— START OF Dataset records —
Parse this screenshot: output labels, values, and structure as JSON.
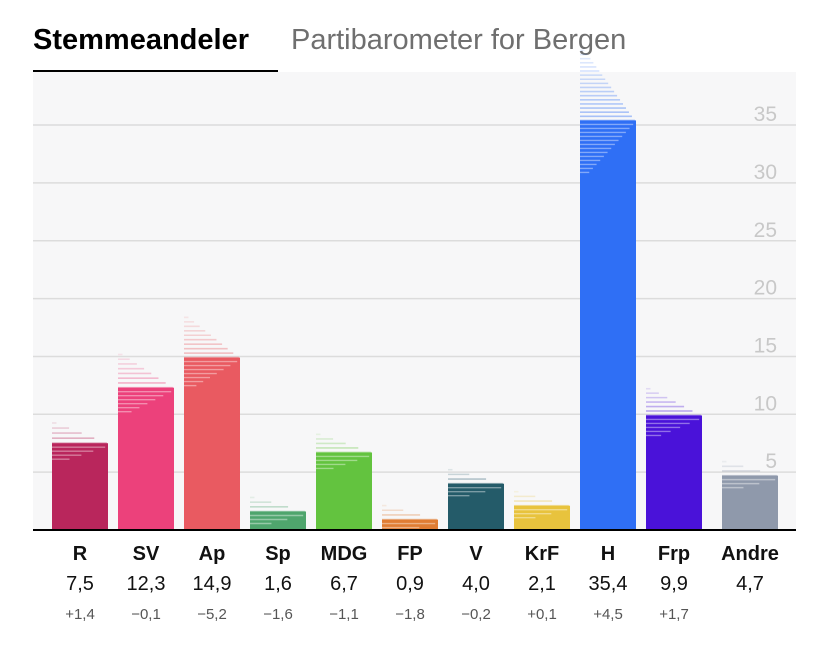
{
  "tabs": {
    "active": "Stemmeandeler",
    "inactive": "Partibarometer for Bergen"
  },
  "chart_data": {
    "type": "bar",
    "title": "Stemmeandeler",
    "subtitle": "Partibarometer for Bergen",
    "categories": [
      "R",
      "SV",
      "Ap",
      "Sp",
      "MDG",
      "FP",
      "V",
      "KrF",
      "H",
      "Frp",
      "Andre"
    ],
    "values": [
      7.5,
      12.3,
      14.9,
      1.6,
      6.7,
      0.9,
      4.0,
      2.1,
      35.4,
      9.9,
      4.7
    ],
    "value_labels": [
      "7,5",
      "12,3",
      "14,9",
      "1,6",
      "6,7",
      "0,9",
      "4,0",
      "2,1",
      "35,4",
      "9,9",
      "4,7"
    ],
    "change_labels": [
      "+1,4",
      "−0,1",
      "−5,2",
      "−1,6",
      "−1,1",
      "−1,8",
      "−0,2",
      "+0,1",
      "+4,5",
      "+1,7",
      ""
    ],
    "colors": [
      "#b9265c",
      "#ec417b",
      "#e95a61",
      "#4fa56d",
      "#63c33f",
      "#e07d33",
      "#245b69",
      "#e8c33d",
      "#2f6ff5",
      "#4a12d9",
      "#8f99ab"
    ],
    "yticks": [
      5,
      10,
      15,
      20,
      25,
      30,
      35
    ],
    "ylim": [
      0,
      40
    ],
    "xlabel": "",
    "ylabel": "",
    "grid": true
  }
}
— END OF Dataset records —
Stated goal:
Set down the material exactly, every line of it, except for the pictures.

Reply:
Parse this screenshot: output labels, values, and structure as JSON.
{
  "tabs": {
    "active": "Stemmeandeler",
    "inactive": "Partibarometer for Bergen"
  },
  "chart_data": {
    "type": "bar",
    "title": "Stemmeandeler",
    "subtitle": "Partibarometer for Bergen",
    "categories": [
      "R",
      "SV",
      "Ap",
      "Sp",
      "MDG",
      "FP",
      "V",
      "KrF",
      "H",
      "Frp",
      "Andre"
    ],
    "values": [
      7.5,
      12.3,
      14.9,
      1.6,
      6.7,
      0.9,
      4.0,
      2.1,
      35.4,
      9.9,
      4.7
    ],
    "value_labels": [
      "7,5",
      "12,3",
      "14,9",
      "1,6",
      "6,7",
      "0,9",
      "4,0",
      "2,1",
      "35,4",
      "9,9",
      "4,7"
    ],
    "change_labels": [
      "+1,4",
      "−0,1",
      "−5,2",
      "−1,6",
      "−1,1",
      "−1,8",
      "−0,2",
      "+0,1",
      "+4,5",
      "+1,7",
      ""
    ],
    "colors": [
      "#b9265c",
      "#ec417b",
      "#e95a61",
      "#4fa56d",
      "#63c33f",
      "#e07d33",
      "#245b69",
      "#e8c33d",
      "#2f6ff5",
      "#4a12d9",
      "#8f99ab"
    ],
    "yticks": [
      5,
      10,
      15,
      20,
      25,
      30,
      35
    ],
    "ylim": [
      0,
      40
    ],
    "xlabel": "",
    "ylabel": "",
    "grid": true
  }
}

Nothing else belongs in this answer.